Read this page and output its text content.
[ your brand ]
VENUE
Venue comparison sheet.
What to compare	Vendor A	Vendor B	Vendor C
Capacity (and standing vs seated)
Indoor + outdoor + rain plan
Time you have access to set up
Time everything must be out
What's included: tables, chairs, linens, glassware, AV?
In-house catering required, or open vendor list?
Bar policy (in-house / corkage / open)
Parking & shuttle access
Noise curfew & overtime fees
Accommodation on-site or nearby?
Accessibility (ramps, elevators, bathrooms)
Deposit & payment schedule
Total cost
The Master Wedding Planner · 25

> **Task statement**: Go through the records above and copy every line with the word "What".

> **Finished task**:
What to compare	Vendor A	Vendor B	Vendor C
What's included: tables, chairs, linens, glassware, AV?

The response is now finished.